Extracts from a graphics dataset
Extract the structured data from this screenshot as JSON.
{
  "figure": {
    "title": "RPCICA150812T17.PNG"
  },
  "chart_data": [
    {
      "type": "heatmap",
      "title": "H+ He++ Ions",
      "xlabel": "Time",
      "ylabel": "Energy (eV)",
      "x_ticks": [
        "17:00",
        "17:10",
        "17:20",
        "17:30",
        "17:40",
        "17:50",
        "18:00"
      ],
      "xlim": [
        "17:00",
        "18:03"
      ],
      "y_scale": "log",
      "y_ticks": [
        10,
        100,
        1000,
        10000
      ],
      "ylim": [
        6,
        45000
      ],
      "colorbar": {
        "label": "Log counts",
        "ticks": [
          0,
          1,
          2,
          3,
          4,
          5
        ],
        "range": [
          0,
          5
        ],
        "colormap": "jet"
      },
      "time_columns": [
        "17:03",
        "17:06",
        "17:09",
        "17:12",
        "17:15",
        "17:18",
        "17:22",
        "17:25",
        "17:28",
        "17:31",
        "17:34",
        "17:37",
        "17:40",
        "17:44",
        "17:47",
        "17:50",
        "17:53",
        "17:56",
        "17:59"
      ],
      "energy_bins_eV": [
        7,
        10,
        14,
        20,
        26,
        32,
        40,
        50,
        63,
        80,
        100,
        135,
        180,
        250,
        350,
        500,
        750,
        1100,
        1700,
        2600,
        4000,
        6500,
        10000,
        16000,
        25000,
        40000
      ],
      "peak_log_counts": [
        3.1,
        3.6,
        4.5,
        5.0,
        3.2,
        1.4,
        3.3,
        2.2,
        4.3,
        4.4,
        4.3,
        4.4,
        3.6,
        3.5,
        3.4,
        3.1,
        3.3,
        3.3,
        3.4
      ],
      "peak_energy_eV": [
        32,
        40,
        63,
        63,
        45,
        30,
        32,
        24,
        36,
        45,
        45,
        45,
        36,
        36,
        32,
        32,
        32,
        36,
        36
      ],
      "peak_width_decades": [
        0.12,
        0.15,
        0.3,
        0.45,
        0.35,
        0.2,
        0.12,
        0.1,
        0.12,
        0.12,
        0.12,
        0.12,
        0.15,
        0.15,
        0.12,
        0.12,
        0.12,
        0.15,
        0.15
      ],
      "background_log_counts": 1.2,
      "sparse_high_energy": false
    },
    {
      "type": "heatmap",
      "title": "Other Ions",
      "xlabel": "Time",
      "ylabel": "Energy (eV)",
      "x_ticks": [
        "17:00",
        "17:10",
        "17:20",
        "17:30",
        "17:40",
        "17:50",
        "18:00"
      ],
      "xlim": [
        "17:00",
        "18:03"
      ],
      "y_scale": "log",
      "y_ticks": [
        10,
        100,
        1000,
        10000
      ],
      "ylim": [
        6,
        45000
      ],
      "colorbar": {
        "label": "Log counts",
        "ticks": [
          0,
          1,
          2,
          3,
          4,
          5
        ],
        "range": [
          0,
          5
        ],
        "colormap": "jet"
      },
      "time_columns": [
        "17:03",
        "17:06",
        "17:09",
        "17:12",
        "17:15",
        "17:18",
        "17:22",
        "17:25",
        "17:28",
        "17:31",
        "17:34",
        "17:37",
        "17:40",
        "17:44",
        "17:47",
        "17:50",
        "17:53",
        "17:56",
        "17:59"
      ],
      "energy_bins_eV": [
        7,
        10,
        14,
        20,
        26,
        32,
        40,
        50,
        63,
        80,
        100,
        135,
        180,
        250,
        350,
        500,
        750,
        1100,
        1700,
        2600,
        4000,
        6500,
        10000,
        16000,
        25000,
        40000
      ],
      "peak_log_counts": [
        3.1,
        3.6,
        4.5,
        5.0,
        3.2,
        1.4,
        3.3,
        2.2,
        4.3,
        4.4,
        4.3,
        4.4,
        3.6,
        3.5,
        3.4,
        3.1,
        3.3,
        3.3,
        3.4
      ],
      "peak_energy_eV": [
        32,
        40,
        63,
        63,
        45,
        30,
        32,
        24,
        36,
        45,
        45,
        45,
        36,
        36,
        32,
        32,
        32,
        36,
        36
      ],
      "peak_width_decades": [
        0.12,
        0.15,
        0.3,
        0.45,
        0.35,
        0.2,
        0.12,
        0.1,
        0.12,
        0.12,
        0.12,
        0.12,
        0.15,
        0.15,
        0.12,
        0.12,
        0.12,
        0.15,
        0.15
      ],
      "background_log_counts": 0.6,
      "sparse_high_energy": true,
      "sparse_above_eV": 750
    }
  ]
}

--- Task directions ---
Copy down the whole of the data above, matching it exactly.

--- Final answer ---
Extract the structured data from this screenshot as JSON.
{
  "figure": {
    "title": "RPCICA150812T17.PNG"
  },
  "chart_data": [
    {
      "type": "heatmap",
      "title": "H+ He++ Ions",
      "xlabel": "Time",
      "ylabel": "Energy (eV)",
      "x_ticks": [
        "17:00",
        "17:10",
        "17:20",
        "17:30",
        "17:40",
        "17:50",
        "18:00"
      ],
      "xlim": [
        "17:00",
        "18:03"
      ],
      "y_scale": "log",
      "y_ticks": [
        10,
        100,
        1000,
        10000
      ],
      "ylim": [
        6,
        45000
      ],
      "colorbar": {
        "label": "Log counts",
        "ticks": [
          0,
          1,
          2,
          3,
          4,
          5
        ],
        "range": [
          0,
          5
        ],
        "colormap": "jet"
      },
      "time_columns": [
        "17:03",
        "17:06",
        "17:09",
        "17:12",
        "17:15",
        "17:18",
        "17:22",
        "17:25",
        "17:28",
        "17:31",
        "17:34",
        "17:37",
        "17:40",
        "17:44",
        "17:47",
        "17:50",
        "17:53",
        "17:56",
        "17:59"
      ],
      "energy_bins_eV": [
        7,
        10,
        14,
        20,
        26,
        32,
        40,
        50,
        63,
        80,
        100,
        135,
        180,
        250,
        350,
        500,
        750,
        1100,
        1700,
        2600,
        4000,
        6500,
        10000,
        16000,
        25000,
        40000
      ],
      "peak_log_counts": [
        3.1,
        3.6,
        4.5,
        5.0,
        3.2,
        1.4,
        3.3,
        2.2,
        4.3,
        4.4,
        4.3,
        4.4,
        3.6,
        3.5,
        3.4,
        3.1,
        3.3,
        3.3,
        3.4
      ],
      "peak_energy_eV": [
        32,
        40,
        63,
        63,
        45,
        30,
        32,
        24,
        36,
        45,
        45,
        45,
        36,
        36,
        32,
        32,
        32,
        36,
        36
      ],
      "peak_width_decades": [
        0.12,
        0.15,
        0.3,
        0.45,
        0.35,
        0.2,
        0.12,
        0.1,
        0.12,
        0.12,
        0.12,
        0.12,
        0.15,
        0.15,
        0.12,
        0.12,
        0.12,
        0.15,
        0.15
      ],
      "background_log_counts": 1.2,
      "sparse_high_energy": false
    },
    {
      "type": "heatmap",
      "title": "Other Ions",
      "xlabel": "Time",
      "ylabel": "Energy (eV)",
      "x_ticks": [
        "17:00",
        "17:10",
        "17:20",
        "17:30",
        "17:40",
        "17:50",
        "18:00"
      ],
      "xlim": [
        "17:00",
        "18:03"
      ],
      "y_scale": "log",
      "y_ticks": [
        10,
        100,
        1000,
        10000
      ],
      "ylim": [
        6,
        45000
      ],
      "colorbar": {
        "label": "Log counts",
        "ticks": [
          0,
          1,
          2,
          3,
          4,
          5
        ],
        "range": [
          0,
          5
        ],
        "colormap": "jet"
      },
      "time_columns": [
        "17:03",
        "17:06",
        "17:09",
        "17:12",
        "17:15",
        "17:18",
        "17:22",
        "17:25",
        "17:28",
        "17:31",
        "17:34",
        "17:37",
        "17:40",
        "17:44",
        "17:47",
        "17:50",
        "17:53",
        "17:56",
        "17:59"
      ],
      "energy_bins_eV": [
        7,
        10,
        14,
        20,
        26,
        32,
        40,
        50,
        63,
        80,
        100,
        135,
        180,
        250,
        350,
        500,
        750,
        1100,
        1700,
        2600,
        4000,
        6500,
        10000,
        16000,
        25000,
        40000
      ],
      "peak_log_counts": [
        3.1,
        3.6,
        4.5,
        5.0,
        3.2,
        1.4,
        3.3,
        2.2,
        4.3,
        4.4,
        4.3,
        4.4,
        3.6,
        3.5,
        3.4,
        3.1,
        3.3,
        3.3,
        3.4
      ],
      "peak_energy_eV": [
        32,
        40,
        63,
        63,
        45,
        30,
        32,
        24,
        36,
        45,
        45,
        45,
        36,
        36,
        32,
        32,
        32,
        36,
        36
      ],
      "peak_width_decades": [
        0.12,
        0.15,
        0.3,
        0.45,
        0.35,
        0.2,
        0.12,
        0.1,
        0.12,
        0.12,
        0.12,
        0.12,
        0.15,
        0.15,
        0.12,
        0.12,
        0.12,
        0.15,
        0.15
      ],
      "background_log_counts": 0.6,
      "sparse_high_energy": true,
      "sparse_above_eV": 750
    }
  ]
}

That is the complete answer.